* Begin STORED DATA *
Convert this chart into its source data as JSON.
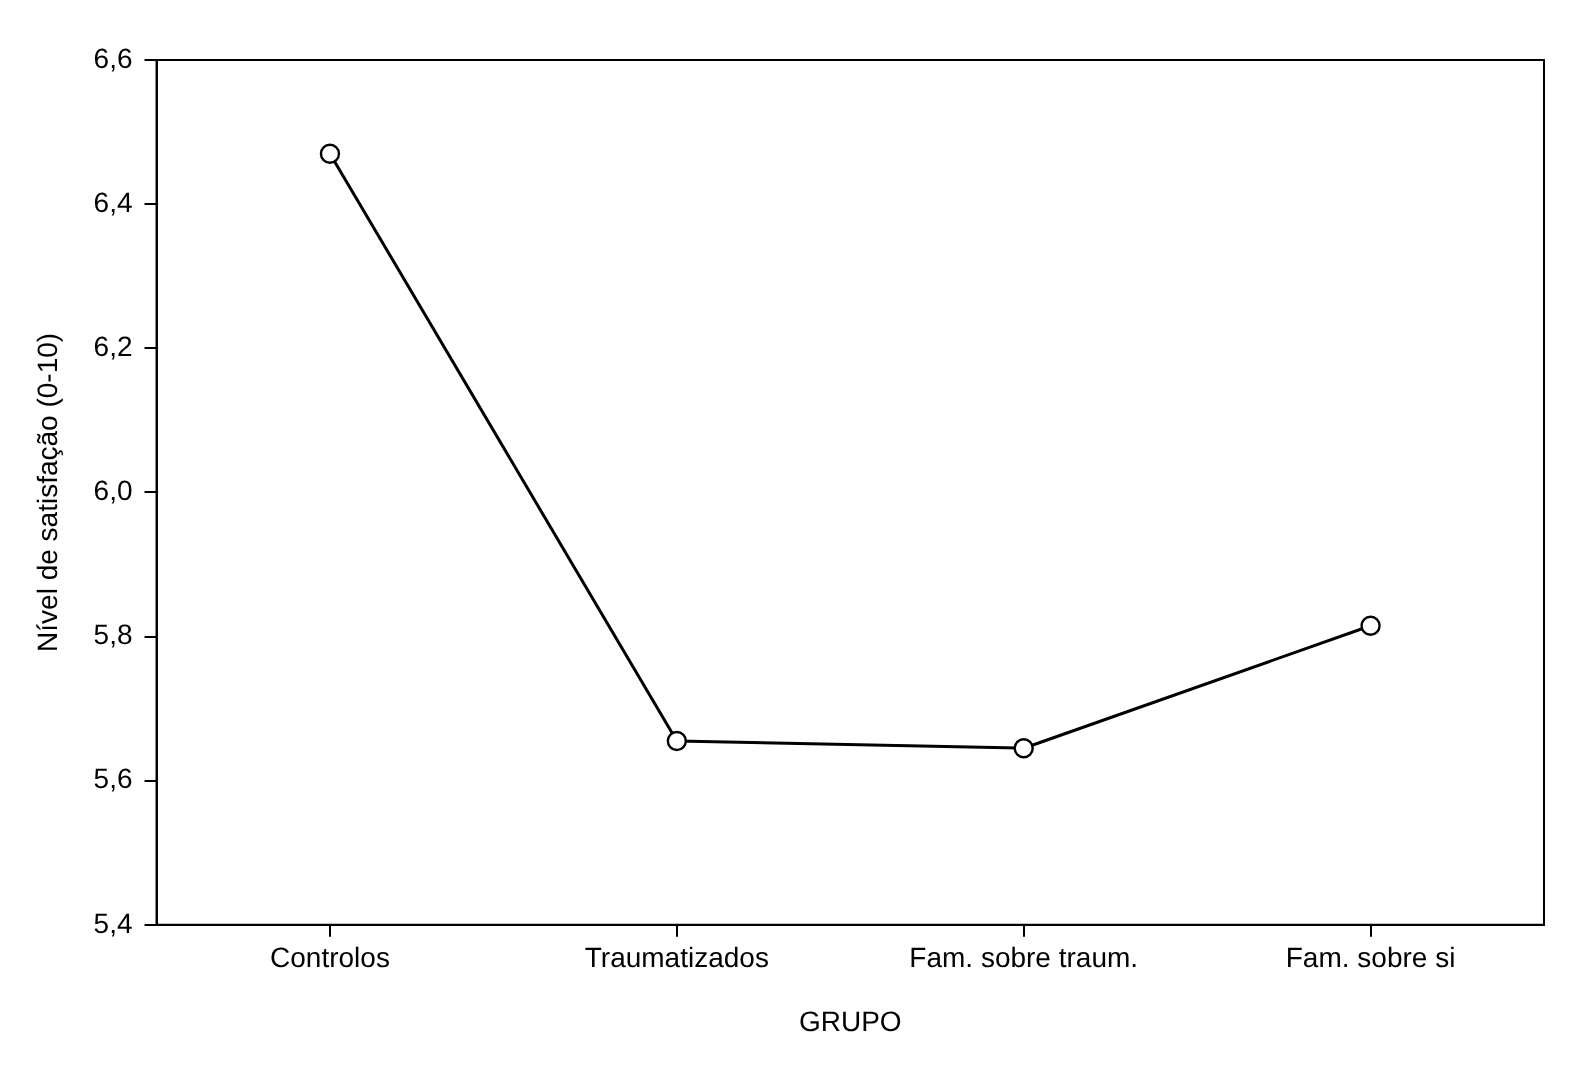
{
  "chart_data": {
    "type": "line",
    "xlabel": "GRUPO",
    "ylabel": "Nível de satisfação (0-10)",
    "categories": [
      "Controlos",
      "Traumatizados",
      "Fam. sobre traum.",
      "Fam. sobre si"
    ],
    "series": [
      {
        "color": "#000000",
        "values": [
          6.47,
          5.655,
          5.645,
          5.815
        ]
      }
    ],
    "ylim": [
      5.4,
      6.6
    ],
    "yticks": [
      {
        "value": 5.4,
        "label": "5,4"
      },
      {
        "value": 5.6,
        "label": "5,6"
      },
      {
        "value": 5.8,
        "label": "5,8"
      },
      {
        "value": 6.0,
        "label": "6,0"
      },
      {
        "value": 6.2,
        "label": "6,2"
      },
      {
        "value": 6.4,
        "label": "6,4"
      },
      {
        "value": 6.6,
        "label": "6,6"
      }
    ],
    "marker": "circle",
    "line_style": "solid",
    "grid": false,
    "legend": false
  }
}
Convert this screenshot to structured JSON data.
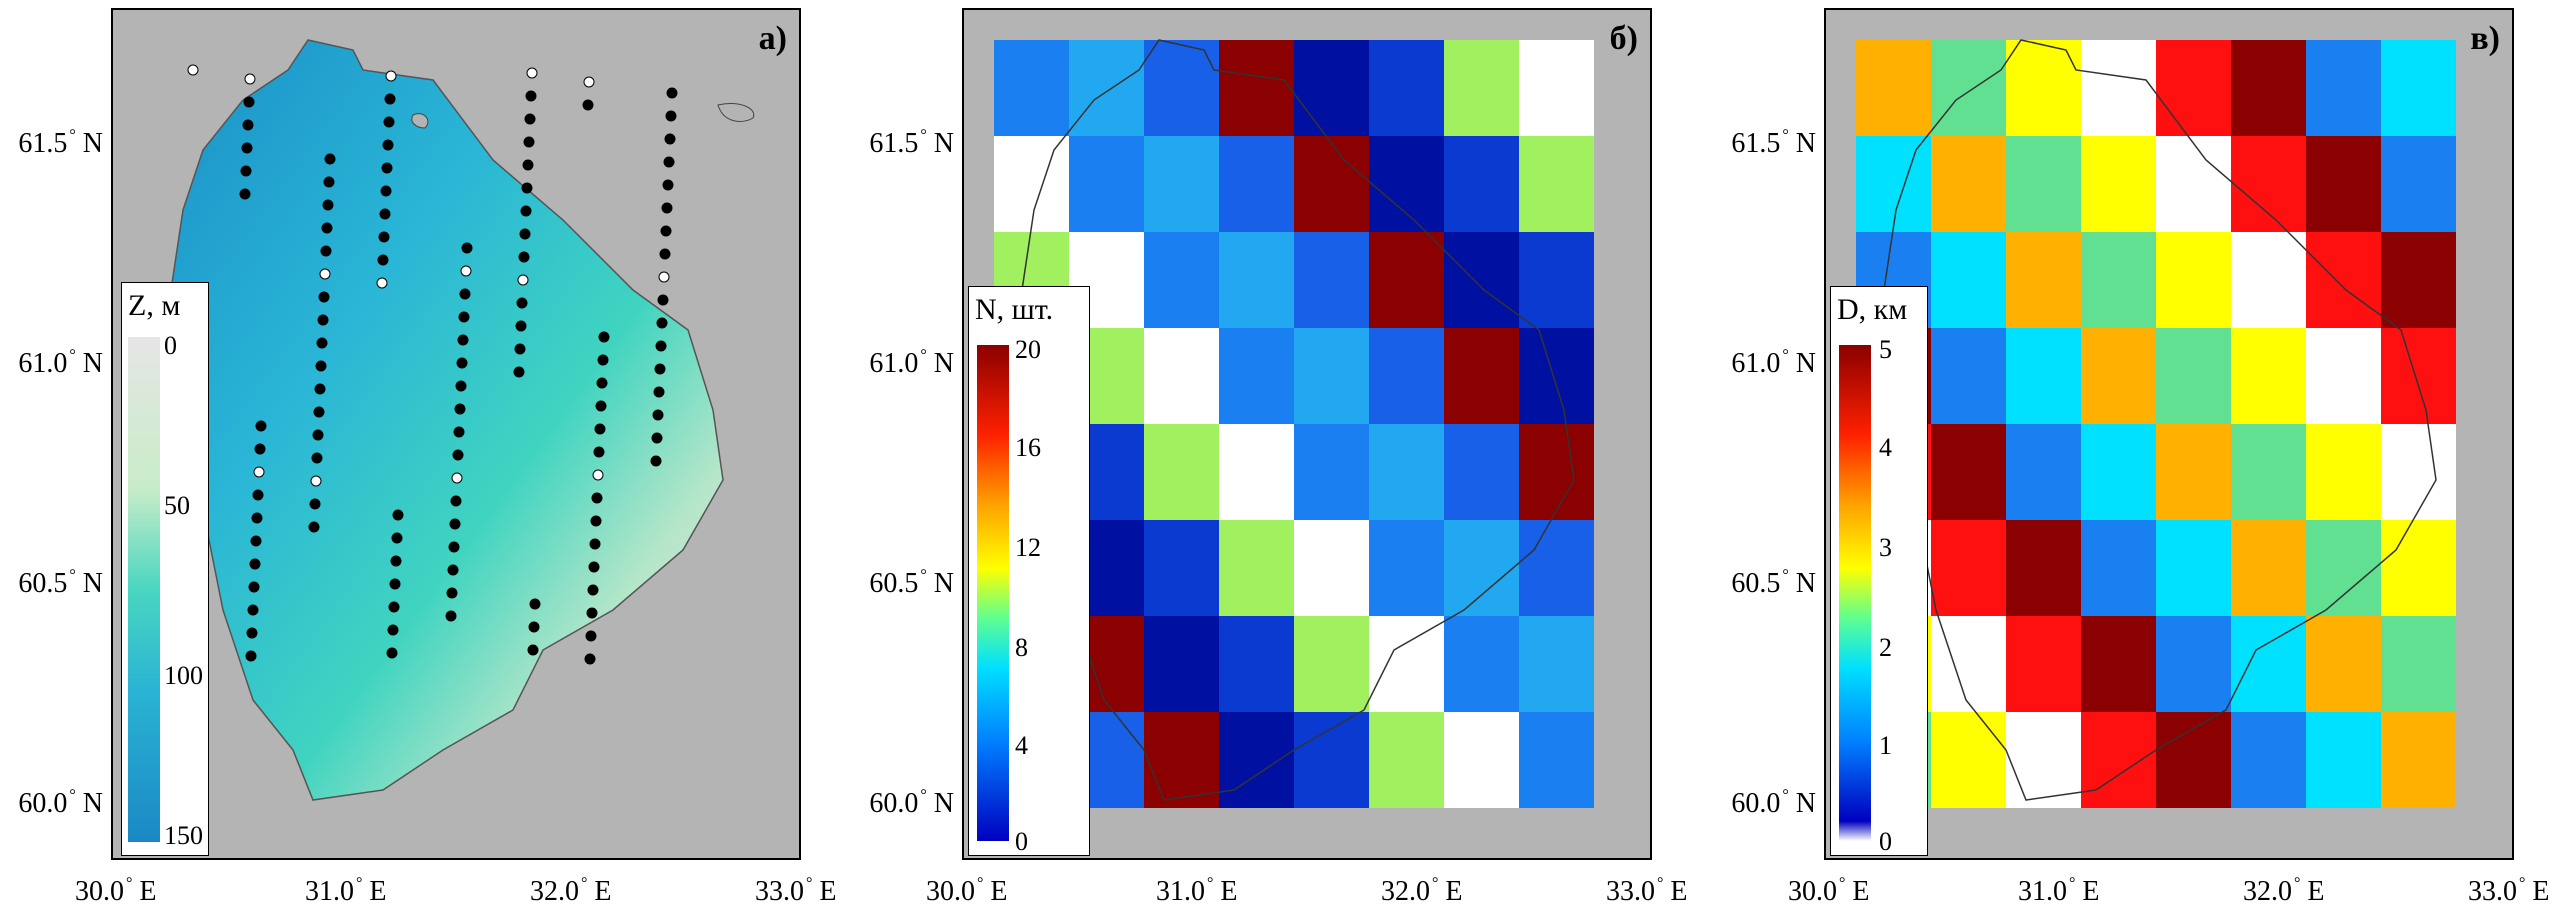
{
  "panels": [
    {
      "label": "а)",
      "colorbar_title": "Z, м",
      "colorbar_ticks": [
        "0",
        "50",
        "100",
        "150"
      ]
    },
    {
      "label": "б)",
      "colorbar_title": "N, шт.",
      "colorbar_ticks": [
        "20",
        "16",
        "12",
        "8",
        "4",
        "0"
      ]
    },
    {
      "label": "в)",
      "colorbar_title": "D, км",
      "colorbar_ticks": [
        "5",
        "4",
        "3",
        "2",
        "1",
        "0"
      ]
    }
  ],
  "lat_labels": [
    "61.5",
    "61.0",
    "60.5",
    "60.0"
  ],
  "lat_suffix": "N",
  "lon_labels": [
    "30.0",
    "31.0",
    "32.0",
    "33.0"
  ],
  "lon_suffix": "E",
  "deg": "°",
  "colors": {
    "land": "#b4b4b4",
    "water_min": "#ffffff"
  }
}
* End STORED DATA *
Only the number is wanted: how many lines of these entries contain the string "JSON"?

2